(EXERCISE INSTRUCTIONS): Each line containing the word "text" must be reported.

** START OF MATERIAL SUPPLIED **

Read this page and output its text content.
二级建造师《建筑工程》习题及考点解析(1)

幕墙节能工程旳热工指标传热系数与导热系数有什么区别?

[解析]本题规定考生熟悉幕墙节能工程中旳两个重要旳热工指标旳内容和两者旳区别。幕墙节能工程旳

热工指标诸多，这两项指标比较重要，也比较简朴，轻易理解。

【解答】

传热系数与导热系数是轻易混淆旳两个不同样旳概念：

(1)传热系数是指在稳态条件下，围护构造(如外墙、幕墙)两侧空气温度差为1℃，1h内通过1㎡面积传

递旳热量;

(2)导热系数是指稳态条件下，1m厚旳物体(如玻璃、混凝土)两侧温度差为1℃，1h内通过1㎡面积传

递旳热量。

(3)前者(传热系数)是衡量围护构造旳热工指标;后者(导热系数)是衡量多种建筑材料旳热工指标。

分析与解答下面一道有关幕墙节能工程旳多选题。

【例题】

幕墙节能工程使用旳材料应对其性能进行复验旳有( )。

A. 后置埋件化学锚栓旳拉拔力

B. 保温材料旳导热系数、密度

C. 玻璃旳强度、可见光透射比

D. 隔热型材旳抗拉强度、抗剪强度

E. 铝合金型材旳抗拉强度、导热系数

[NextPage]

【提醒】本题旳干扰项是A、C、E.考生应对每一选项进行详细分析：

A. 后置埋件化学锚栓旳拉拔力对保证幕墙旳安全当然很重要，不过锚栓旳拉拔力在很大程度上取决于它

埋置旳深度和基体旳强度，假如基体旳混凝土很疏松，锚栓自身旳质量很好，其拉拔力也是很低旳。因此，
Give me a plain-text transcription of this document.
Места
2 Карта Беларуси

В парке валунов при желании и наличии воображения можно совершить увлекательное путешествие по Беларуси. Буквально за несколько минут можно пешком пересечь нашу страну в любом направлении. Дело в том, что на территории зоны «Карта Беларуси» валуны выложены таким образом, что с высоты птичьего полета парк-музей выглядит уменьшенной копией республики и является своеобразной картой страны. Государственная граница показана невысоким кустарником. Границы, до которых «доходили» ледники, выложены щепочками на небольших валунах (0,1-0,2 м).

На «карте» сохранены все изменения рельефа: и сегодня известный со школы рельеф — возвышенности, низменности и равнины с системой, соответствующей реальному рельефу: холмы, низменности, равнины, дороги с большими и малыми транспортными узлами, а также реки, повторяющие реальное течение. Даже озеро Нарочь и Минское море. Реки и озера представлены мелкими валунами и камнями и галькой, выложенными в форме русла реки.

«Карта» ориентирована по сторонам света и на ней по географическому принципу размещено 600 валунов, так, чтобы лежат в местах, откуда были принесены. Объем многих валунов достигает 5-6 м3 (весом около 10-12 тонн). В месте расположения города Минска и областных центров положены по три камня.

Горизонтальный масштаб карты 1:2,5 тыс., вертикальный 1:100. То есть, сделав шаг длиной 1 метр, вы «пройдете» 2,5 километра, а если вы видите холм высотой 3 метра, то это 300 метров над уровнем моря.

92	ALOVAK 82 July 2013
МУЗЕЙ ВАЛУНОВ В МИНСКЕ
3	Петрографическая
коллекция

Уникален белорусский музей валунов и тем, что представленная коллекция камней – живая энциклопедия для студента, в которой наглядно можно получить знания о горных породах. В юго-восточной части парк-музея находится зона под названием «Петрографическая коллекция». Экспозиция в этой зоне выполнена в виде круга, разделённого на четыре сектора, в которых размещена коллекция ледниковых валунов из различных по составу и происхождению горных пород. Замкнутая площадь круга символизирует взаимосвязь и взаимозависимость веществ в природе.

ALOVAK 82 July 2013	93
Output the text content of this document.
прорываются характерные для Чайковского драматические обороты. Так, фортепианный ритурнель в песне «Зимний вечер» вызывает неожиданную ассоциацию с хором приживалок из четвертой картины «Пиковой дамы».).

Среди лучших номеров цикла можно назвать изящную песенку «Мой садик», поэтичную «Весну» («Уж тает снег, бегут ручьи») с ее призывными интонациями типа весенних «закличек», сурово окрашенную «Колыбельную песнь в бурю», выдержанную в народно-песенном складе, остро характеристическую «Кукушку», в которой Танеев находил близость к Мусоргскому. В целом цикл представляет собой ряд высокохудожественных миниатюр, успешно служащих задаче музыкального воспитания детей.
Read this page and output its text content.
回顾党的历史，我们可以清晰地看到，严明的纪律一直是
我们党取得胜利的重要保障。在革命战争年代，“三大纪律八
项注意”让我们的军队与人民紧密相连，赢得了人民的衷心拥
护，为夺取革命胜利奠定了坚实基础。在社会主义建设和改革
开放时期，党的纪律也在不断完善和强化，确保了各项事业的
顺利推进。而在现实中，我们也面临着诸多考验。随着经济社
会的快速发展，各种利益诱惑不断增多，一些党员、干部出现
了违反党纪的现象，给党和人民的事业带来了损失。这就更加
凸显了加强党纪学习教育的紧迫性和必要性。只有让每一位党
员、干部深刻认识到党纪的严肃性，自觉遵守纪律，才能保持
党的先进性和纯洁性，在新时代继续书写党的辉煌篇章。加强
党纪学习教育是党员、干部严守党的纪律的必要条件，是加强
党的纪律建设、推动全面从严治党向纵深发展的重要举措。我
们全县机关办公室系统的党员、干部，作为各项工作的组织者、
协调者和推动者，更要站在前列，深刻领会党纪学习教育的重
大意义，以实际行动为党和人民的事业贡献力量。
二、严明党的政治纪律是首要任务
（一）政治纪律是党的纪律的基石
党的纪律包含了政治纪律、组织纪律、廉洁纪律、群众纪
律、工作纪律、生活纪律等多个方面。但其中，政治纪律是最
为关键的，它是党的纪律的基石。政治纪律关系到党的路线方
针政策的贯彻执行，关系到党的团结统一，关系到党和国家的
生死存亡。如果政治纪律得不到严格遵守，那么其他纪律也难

** END OF MATERIAL SUPPLIED **

(RESULT OF THIS TASK):
Read this page and output its text content.
Give me a plain-text transcription of this document.
Output the text content of this document.
Read this page and output its text content.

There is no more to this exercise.